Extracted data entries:

········

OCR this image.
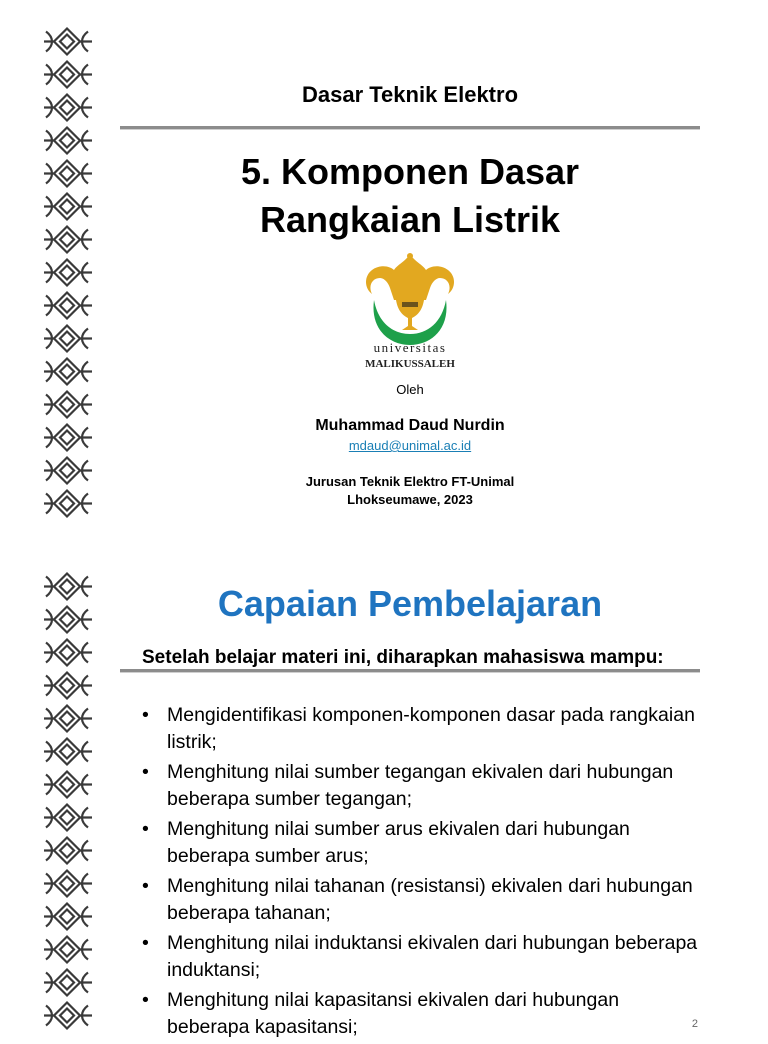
Dasar Teknik Elektro
5. Komponen Dasar
Rangkaian Listrik
universitas
MALIKUSSALEH
Oleh
Muhammad Daud Nurdin
mdaud@unimal.ac.id
Jurusan Teknik Elektro FT-Unimal
Lhokseumawe, 2023
Capaian Pembelajaran
Setelah belajar materi ini, diharapkan mahasiswa mampu:
• Mengidentifikasi komponen-komponen dasar pada rangkaian listrik;
• Menghitung nilai sumber tegangan ekivalen dari hubungan beberapa sumber tegangan;
• Menghitung nilai sumber arus ekivalen dari hubungan beberapa sumber arus;
• Menghitung nilai tahanan (resistansi) ekivalen dari hubungan beberapa tahanan;
• Menghitung nilai induktansi ekivalen dari hubungan beberapa induktansi;
• Menghitung nilai kapasitansi ekivalen dari hubungan beberapa kapasitansi;	2
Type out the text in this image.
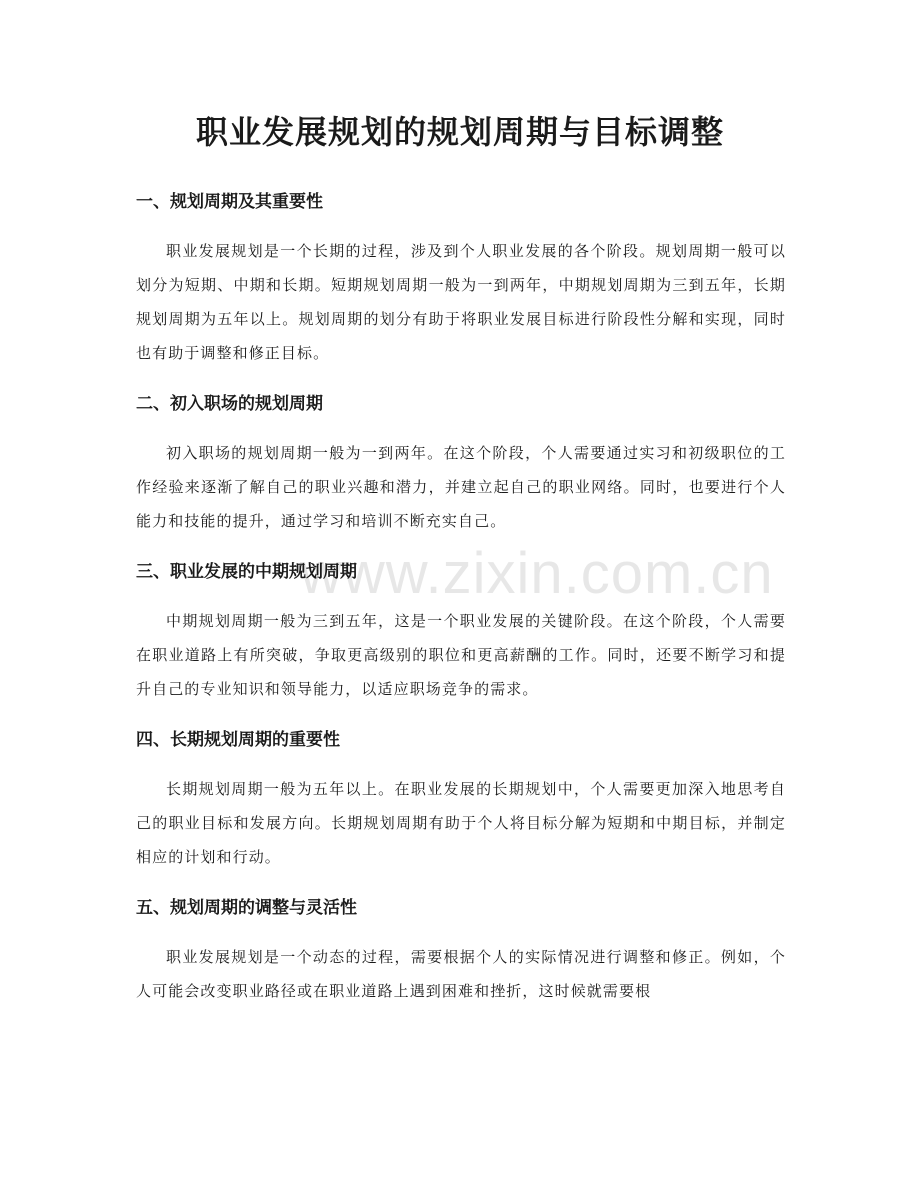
职业发展规划的规划周期与目标调整
www.zixin.com.cn
一、规划周期及其重要性

职业发展规划是一个长期的过程，涉及到个人职业发展的各个阶段。规划周期一般可以划分为短期、中期和长期。短期规划周期一般为一到两年，中期规划周期为三到五年，长期规划周期为五年以上。规划周期的划分有助于将职业发展目标进行阶段性分解和实现，同时也有助于调整和修正目标。

二、初入职场的规划周期

初入职场的规划周期一般为一到两年。在这个阶段，个人需要通过实习和初级职位的工作经验来逐渐了解自己的职业兴趣和潜力，并建立起自己的职业网络。同时，也要进行个人能力和技能的提升，通过学习和培训不断充实自己。

三、职业发展的中期规划周期

中期规划周期一般为三到五年，这是一个职业发展的关键阶段。在这个阶段，个人需要在职业道路上有所突破，争取更高级别的职位和更高薪酬的工作。同时，还要不断学习和提升自己的专业知识和领导能力，以适应职场竞争的需求。

四、长期规划周期的重要性

长期规划周期一般为五年以上。在职业发展的长期规划中，个人需要更加深入地思考自己的职业目标和发展方向。长期规划周期有助于个人将目标分解为短期和中期目标，并制定相应的计划和行动。

五、规划周期的调整与灵活性

职业发展规划是一个动态的过程，需要根据个人的实际情况进行调整和修正。例如，个人可能会改变职业路径或在职业道路上遇到困难和挫折，这时候就需要根
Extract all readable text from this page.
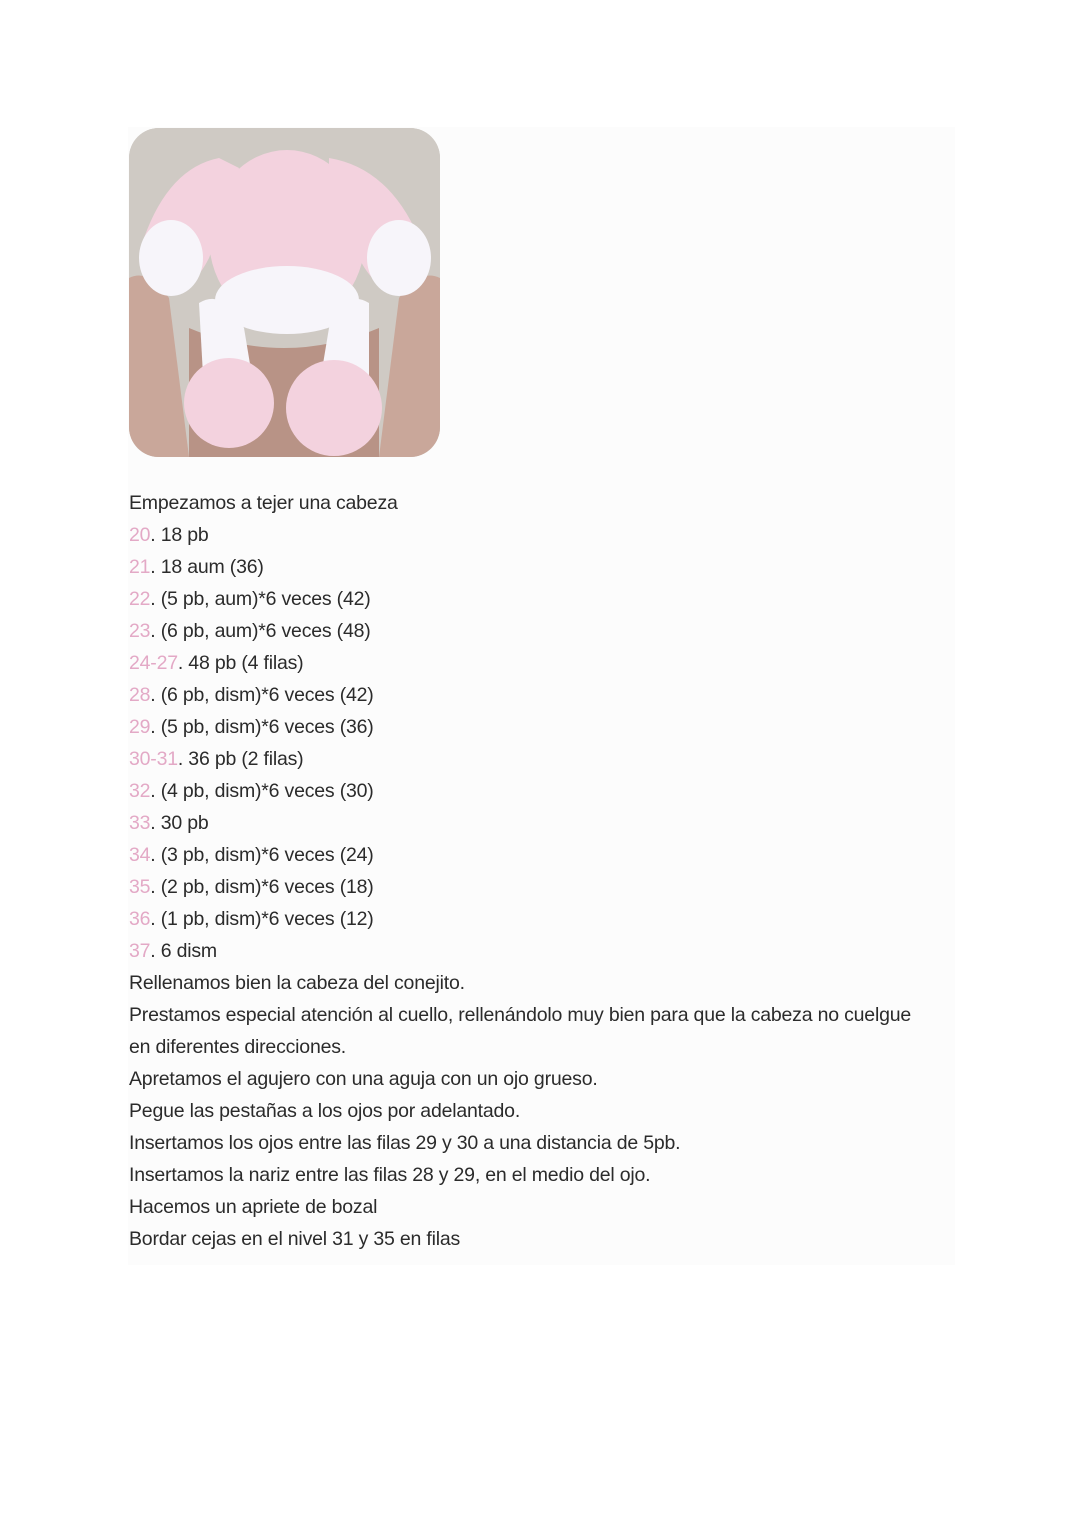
Empezamos a tejer una cabeza
20. 18 pb
21. 18 aum (36)
22. (5 pb, aum)*6 veces (42)
23. (6 pb, aum)*6 veces (48)
24-27. 48 pb (4 filas)
28. (6 pb, dism)*6 veces (42)
29. (5 pb, dism)*6 veces (36)
30-31. 36 pb (2 filas)
32. (4 pb, dism)*6 veces (30)
33. 30 pb
34. (3 pb, dism)*6 veces (24)
35. (2 pb, dism)*6 veces (18)
36. (1 pb, dism)*6 veces (12)
37. 6 dism
Rellenamos bien la cabeza del conejito.
Prestamos especial atención al cuello, rellenándolo muy bien para que la cabeza no cuelgue en diferentes direcciones.
Apretamos el agujero con una aguja con un ojo grueso.
Pegue las pestañas a los ojos por adelantado.
Insertamos los ojos entre las filas 29 y 30 a una distancia de 5pb.
Insertamos la nariz entre las filas 28 y 29, en el medio del ojo.
Hacemos un apriete de bozal
Bordar cejas en el nivel 31 y 35 en filas
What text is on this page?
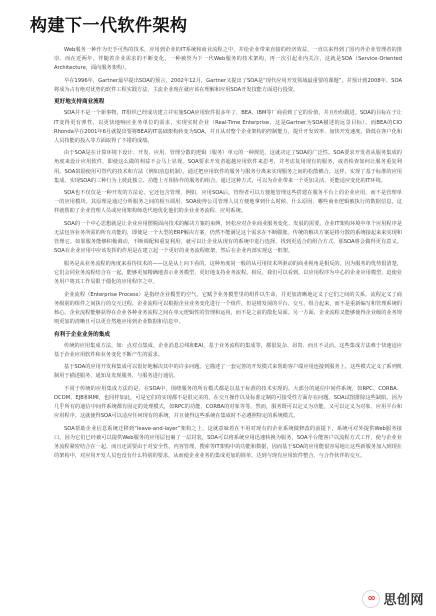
构建下一代软件架构

Web服务一种作为史手可热的技术，应用到企业的IT系统和商业流程之中，并给企业带来直接的经济效益，一直以来得到了国内外企业管理者的推崇。而在近两年，伴随着企业需求的不断变化，一种被誉为下一代Web服务的技术架构，再一次引起业内关注，这就是SOA（Service-Oriented Architecture，面向服务架构）。

早在1996年，Gartner最早提出SOA的预言，2002年12月，Gartner又提出了SOA是“现代应用开发领域最重要的课题”，并预计到2008年，SOA将成为占有绝对优势的软件工程实践方法，主流企业现在就应该在理解和应用SOA开发技能方面进行投资。

更好地支持商业流程

SOA并不是一个新事物，IT组织已经成功建立并实施SOA应用软件很多年了，BEA、IBM等厂商看到了它的价值，并且纷纷跟进。SOA的目标在于让IT变得更有弹性，以更快地响应业务单位的需求，实现实时企业（Real-Time Enterprise，这是Gartner为SOA描述的远景目标）。而BEA的CIO Rhonda早在2001年6月就提出要将BEA的IT基础架构转变为SOA，并且从对整个企业架构的控制能力，提升开发效率、加快开发速度，降低在客户化和人员技能的投入等方面取得了不错的成绩。

由于SOA是在计算环境下设计、开发、应用、管理分散的逻辑（服务）单元的一种规范，这就决定了SOA的广泛性。SOA要求开发者从服务集成的角度来设计应用软件，即使这么做的利益不会马上显现。SOA要求开发者超越应用软件来思考，并考虑复用现有的服务，或者检查如何让服务重复利用。SOA鼓励使用可替代的技术和方法（例如消息机制），通过把应用软件的服务与服务分离来实现服务之间的松散耦合。这样，实现了基于标准的应用集成，实现SOA的三种行为上彼此独立、功能上互相协作的服务的组合。通过这种方式，可以为企业带来一个更加灵活、更能适应变化的IT环境。

SOA也不仅仅是一种开发的方法论，它还包含管理。例如，应用SOA后，管理者可以方便地管理这些搭建在服务平台上的企业应用，而不是管理单一的应用模块。其原理是通过分析服务之间的相互调用，SOA使得公司管理人员方便地拿到什么时候、什么原因、哪些商业逻辑被执行的数据信息，这样就帮助了企业管理人员或应用架构师迭代地优化他们的企业业务流程、应用系统。

SOA的一个中心思想就是让企业应用摆脱面向技术的解决方案的束缚，轻松应对企业商业服务变化、发展的需要。企业IT架构环境中单个应用程序是无法包容业务所需的所有功能的，即使是一个大型的ERP解决方案，仍然不能满足这个需求在不断膨胀。传统的解决方案是将分散的系统接起来来实现和管理它。如果服务能够积极调动，不断调配和重复利用，就可以让企业从现有的系统中进行选择，找到更适合的组合方式，那SOA将会做得更有意义。SOA在企业应用中应该发挥的作用是在建立起一个更好的业务流程框架，然后在企业内部实现这一框架。

服务是从业务流程的角度来看待技术的——这是从上向下看的。这种角度同一般的从可用技术所驱动的商业视角是相反的。因为服务的优势很清楚，它们会同业务流程结合在一起，能够更加精确地表示业务模型，更好地支持业务流程。相反，我们可以看到，以应用程序为中心的企业应用模型，迫使业务用户将其工作局限于僵化的应用程序之中。

企业流程（Enterprise Process）是指经企业模型的空气，它赋予业务模型里的组件以生命，并更加清晰地定义了它们之间的关系。流程定义了商务级别的组件之间执行的交互过程。企业流程可以根据企业业务变化进行一个组件，但是将发展的平台、交互、组合起来，而不是重新编写和管理系统的核心。企业流程能够获得在企业各种业务流程之间在单元逻辑性的管理和运用，而不是之前的散化局面。另一方面，企业流程又能够使得企业级的业务规则更加的清晰且可以更自然地应用到企业数据和信息中。

有利于企业业务的集成

传统的应用集成方法，如：点对点集成、企业消息总线和EAI，基于业务流程的集成等，都很复杂、昂贵、而且不灵活。这些集成方法难于快速适应基于企业应用软件和业务变化不断产生的需求。

基于SOA的应用开发和集成可以很好地解决其中的许多问题。它描述了一套完善的开发模式来帮助客户端应用连接到服务上。这些模式定义了系列机制用于描述服务、通知及发现服务，与服务进行通信。

不同于传统的应用集成方法的是，在SOA中，围绕服务的所有模式都是以基于标准的技术实现的。大部分的通信中间件系统，如RPC、CORBA、DCOM、EJB和RMI，也同样如此。可是它们的实现都不是很完美的，在交互操作以及标准定制的可接受性方面存在问题。SOA试图排除这些缺陷。因为几乎所有的通信中间件系统都有固定的处理模式，如RPC的功能、CORBA的对象等等。然而，服务既可以定义为功能，又可以定义为对象、应用平台和应用程序。这就使得SOA可以适应任何现有的系统，并且使得这些系统在集成时不必遵照特定的系统模式。

SOA帮助企业信息系统迁移到“leave-and-layer”架构之上，这就意味着在不用对现有的企业系统做修改的前提下，系统可对外提供Web服务接口，因为它们已经被可以提供Web服务的应用层包裹了一层封装，SOA可以将系统应用迅速转换为服务，SOA平台能客户以流程方式工作，使与企业业务流程紧密结合在一起。而且还需要由于对安全性、内容管理、搜索等IT架构中的功能和数据，因而基于SOA的应用能很容易地让这些新服务加入到现在的架构中，对应用开发人员也没有什么特别的要求，从而使企业业务的集成更加的简单，达到与现有应用软件整合，与合作伙伴的交互。

∞ 思创网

········

* WHAT IS BEING ASKED
From the data, list each line in which the string "text" appears.

* SOLUTION
Type out the text in this image.
Extract all readable text from this page.
What text is on this page?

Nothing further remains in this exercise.